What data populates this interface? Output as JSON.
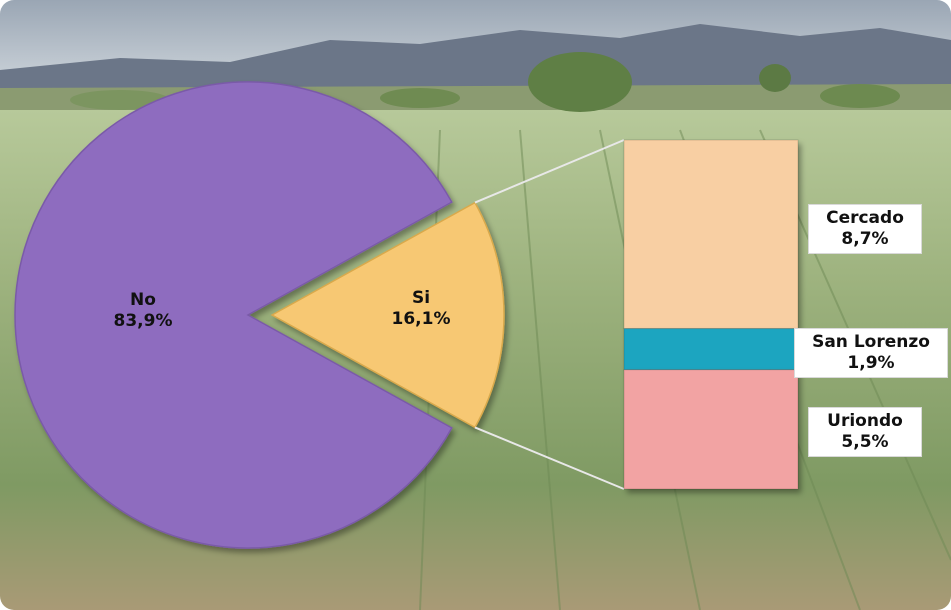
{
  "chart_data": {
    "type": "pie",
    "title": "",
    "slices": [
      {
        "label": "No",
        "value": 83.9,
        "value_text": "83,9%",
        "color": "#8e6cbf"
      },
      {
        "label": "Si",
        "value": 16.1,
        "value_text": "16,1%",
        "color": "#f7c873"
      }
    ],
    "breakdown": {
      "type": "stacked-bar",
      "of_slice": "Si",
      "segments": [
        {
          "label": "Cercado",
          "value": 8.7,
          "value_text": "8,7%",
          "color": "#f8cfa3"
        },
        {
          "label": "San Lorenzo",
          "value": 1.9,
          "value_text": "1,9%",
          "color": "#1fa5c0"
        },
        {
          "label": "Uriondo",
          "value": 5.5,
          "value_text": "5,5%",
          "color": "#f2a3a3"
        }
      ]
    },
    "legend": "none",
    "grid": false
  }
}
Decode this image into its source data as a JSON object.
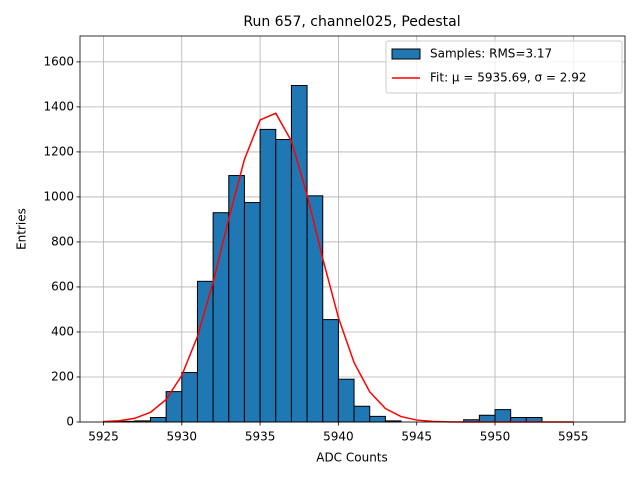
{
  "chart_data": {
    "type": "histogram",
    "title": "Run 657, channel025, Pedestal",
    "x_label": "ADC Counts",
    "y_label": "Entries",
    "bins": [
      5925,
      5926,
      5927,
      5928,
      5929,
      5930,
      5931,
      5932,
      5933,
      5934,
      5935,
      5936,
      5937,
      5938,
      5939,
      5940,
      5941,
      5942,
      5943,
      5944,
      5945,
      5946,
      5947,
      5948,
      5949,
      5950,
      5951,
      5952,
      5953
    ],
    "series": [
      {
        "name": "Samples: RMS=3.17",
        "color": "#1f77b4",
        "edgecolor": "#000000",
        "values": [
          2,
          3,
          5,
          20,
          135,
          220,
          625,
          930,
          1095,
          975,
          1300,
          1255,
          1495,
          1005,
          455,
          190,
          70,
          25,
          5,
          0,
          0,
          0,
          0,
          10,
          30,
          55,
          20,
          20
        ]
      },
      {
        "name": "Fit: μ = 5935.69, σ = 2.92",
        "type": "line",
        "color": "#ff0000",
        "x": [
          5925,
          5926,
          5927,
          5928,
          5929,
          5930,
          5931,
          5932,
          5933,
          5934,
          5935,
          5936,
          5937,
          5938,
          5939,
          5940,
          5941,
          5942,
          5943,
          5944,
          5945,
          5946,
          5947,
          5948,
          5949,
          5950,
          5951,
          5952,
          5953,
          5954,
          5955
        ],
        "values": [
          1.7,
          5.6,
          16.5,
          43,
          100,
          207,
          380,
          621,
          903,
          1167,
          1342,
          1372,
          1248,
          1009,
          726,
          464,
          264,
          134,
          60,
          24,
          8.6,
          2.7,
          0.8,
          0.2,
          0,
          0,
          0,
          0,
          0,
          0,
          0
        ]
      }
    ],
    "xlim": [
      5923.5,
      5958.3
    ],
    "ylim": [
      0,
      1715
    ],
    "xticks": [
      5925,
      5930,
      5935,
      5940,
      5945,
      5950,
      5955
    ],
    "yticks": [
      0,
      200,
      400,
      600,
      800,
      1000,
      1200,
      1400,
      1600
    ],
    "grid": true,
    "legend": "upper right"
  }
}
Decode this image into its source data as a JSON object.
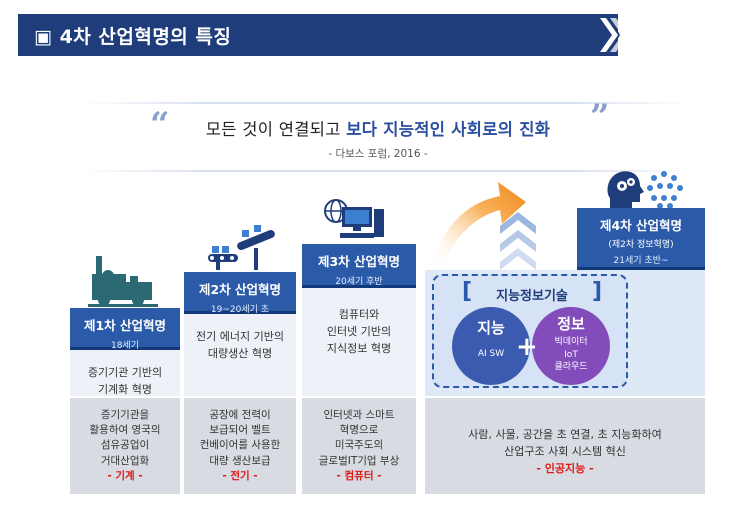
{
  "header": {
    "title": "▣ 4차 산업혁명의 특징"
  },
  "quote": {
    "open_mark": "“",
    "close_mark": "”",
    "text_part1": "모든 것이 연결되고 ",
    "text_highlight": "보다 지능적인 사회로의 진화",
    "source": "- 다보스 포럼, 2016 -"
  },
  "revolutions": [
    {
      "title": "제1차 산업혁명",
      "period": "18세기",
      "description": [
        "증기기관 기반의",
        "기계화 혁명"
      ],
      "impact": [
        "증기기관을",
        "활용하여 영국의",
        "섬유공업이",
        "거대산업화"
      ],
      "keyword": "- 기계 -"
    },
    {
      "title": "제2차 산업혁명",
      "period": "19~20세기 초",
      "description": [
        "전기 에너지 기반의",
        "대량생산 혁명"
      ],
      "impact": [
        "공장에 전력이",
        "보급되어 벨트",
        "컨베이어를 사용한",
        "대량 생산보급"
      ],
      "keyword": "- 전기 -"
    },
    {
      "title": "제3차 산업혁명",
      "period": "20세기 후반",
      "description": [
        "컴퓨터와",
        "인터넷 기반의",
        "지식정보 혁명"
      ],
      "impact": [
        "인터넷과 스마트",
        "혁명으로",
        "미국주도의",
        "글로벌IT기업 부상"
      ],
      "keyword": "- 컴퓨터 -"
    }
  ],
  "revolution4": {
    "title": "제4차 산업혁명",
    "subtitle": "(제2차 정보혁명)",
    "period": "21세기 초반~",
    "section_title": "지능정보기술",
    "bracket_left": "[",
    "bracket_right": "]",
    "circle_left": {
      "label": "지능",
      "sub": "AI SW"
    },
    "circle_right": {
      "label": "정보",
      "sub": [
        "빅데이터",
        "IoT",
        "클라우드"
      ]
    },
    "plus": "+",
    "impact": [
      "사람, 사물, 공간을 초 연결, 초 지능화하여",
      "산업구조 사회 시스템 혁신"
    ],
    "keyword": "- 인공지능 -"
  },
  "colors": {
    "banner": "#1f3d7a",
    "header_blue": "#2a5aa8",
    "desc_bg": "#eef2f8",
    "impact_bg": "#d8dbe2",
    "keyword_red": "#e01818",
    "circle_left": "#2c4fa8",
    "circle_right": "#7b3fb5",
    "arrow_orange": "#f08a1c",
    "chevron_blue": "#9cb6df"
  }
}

* * * *

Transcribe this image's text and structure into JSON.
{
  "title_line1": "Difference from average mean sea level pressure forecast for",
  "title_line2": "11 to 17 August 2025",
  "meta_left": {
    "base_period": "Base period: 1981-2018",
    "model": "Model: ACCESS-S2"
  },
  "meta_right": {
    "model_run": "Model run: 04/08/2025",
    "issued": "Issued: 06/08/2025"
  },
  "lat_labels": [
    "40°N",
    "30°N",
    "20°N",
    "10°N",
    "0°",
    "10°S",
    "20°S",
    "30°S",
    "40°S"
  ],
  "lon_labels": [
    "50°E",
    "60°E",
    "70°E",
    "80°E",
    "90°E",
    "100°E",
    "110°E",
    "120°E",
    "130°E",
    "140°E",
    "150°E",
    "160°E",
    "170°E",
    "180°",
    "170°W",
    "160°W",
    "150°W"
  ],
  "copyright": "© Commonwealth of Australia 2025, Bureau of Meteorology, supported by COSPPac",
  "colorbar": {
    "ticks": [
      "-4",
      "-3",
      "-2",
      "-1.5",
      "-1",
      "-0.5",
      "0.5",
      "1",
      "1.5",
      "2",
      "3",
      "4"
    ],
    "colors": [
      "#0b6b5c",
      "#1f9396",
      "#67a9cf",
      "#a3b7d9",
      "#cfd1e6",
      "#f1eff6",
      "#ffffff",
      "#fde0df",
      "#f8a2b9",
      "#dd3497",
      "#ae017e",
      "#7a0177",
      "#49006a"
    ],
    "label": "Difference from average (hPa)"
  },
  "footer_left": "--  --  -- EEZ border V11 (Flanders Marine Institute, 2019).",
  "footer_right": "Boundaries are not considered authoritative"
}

* * * *

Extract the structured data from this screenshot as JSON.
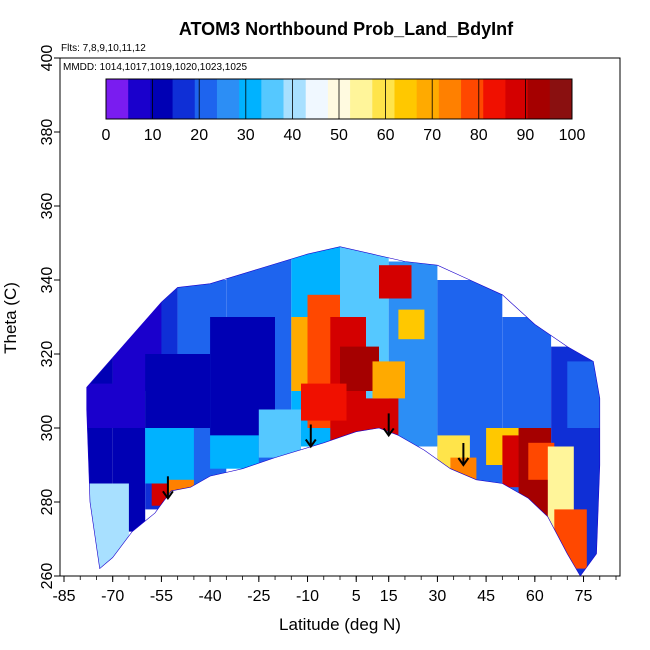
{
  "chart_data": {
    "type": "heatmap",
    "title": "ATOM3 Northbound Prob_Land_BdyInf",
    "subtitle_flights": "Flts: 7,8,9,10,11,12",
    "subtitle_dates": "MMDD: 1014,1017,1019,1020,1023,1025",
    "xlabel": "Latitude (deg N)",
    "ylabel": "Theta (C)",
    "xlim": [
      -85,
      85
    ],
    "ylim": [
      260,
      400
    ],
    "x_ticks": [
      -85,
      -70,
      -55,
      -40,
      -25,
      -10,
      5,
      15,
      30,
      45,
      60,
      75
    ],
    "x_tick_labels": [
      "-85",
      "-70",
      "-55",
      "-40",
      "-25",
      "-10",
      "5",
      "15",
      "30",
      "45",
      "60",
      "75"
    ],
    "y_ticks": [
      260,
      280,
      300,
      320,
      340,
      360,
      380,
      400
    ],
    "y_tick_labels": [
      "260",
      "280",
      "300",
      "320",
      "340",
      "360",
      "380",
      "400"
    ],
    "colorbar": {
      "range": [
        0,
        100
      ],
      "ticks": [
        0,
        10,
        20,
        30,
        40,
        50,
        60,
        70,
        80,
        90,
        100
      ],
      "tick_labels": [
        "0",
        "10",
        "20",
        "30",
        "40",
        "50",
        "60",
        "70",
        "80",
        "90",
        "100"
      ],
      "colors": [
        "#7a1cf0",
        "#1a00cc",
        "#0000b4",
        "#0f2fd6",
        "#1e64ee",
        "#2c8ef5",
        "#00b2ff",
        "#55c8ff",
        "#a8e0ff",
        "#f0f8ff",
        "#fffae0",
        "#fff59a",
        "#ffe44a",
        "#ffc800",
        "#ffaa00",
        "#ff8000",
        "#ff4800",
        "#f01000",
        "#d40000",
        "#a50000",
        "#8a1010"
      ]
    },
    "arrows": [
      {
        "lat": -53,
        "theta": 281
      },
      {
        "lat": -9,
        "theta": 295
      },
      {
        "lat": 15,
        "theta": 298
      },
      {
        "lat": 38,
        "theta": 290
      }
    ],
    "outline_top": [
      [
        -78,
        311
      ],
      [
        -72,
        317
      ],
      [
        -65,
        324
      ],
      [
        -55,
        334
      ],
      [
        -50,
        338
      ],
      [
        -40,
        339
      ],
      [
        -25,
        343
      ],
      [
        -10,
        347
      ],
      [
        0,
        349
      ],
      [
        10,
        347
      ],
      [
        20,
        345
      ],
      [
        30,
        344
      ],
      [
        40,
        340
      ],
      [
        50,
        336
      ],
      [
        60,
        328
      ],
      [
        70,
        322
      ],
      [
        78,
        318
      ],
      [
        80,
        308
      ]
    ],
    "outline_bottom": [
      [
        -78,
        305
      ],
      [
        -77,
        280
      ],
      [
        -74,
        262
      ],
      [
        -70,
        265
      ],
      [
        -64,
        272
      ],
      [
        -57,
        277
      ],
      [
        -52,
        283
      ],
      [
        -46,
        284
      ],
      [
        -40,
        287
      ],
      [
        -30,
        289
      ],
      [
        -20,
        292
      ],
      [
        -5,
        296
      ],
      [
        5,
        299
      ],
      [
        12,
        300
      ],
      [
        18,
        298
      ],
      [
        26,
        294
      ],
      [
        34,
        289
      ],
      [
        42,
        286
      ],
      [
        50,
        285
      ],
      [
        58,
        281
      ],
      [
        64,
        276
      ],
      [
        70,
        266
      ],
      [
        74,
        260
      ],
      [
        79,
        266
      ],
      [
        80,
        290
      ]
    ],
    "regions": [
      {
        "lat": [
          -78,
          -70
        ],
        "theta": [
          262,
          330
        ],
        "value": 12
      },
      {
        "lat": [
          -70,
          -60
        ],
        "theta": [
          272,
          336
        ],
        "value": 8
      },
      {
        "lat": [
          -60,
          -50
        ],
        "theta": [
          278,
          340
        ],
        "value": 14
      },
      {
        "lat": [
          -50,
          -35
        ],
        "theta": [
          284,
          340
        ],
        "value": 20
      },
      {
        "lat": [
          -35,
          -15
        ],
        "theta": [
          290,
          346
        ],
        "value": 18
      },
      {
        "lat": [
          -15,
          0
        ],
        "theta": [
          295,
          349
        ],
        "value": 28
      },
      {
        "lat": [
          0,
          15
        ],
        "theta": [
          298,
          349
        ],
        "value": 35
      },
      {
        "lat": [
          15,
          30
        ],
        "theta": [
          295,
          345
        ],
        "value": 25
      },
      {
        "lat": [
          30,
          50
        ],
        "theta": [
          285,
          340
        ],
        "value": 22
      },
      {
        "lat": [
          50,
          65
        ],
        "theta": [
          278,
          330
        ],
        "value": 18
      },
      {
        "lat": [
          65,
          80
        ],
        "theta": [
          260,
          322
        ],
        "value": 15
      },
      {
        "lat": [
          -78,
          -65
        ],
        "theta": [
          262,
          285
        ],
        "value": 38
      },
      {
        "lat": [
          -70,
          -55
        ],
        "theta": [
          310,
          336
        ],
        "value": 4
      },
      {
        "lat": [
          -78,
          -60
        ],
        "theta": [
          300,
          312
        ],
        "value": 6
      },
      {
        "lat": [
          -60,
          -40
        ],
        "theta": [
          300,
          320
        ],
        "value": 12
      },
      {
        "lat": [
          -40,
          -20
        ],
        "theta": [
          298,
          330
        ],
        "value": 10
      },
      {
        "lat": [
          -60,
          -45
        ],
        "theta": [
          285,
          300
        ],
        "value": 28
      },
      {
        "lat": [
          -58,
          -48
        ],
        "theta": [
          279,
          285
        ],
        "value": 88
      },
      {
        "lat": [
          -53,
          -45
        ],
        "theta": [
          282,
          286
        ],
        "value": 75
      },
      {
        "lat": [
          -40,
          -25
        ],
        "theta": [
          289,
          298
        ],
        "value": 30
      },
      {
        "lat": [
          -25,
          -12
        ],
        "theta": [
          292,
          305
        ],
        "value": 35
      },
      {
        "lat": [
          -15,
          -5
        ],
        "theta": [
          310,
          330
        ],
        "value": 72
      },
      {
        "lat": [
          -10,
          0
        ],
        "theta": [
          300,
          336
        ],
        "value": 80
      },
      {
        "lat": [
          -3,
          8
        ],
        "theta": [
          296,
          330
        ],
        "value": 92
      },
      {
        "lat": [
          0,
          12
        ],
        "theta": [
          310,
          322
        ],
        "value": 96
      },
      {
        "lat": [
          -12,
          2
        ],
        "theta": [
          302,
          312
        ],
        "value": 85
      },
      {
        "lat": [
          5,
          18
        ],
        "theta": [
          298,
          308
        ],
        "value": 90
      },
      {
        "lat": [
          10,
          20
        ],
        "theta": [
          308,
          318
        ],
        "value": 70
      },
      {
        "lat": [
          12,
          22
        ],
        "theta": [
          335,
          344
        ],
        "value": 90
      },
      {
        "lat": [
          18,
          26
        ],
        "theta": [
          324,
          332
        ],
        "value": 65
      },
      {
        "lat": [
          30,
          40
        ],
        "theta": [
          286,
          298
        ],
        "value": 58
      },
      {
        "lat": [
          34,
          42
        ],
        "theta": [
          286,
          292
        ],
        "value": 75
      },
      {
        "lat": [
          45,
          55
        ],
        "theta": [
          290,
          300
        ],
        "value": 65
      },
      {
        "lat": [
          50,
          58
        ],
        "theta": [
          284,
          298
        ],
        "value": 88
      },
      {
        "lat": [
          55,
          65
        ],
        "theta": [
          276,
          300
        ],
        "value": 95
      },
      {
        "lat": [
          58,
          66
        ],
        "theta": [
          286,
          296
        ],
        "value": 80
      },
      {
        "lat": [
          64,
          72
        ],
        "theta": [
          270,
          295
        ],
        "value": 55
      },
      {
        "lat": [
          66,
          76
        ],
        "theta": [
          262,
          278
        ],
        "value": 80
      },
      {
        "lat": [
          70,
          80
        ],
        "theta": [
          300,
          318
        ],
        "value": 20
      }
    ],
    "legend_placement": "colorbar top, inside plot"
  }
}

* * * *

■ What to work on ■
Extract, from the listing above, every line where the string "average" occurs.

■ Reply to the task ■
  "title_line1": "Difference from average mean sea level pressure forecast for",
    "label": "Difference from average (hPa)"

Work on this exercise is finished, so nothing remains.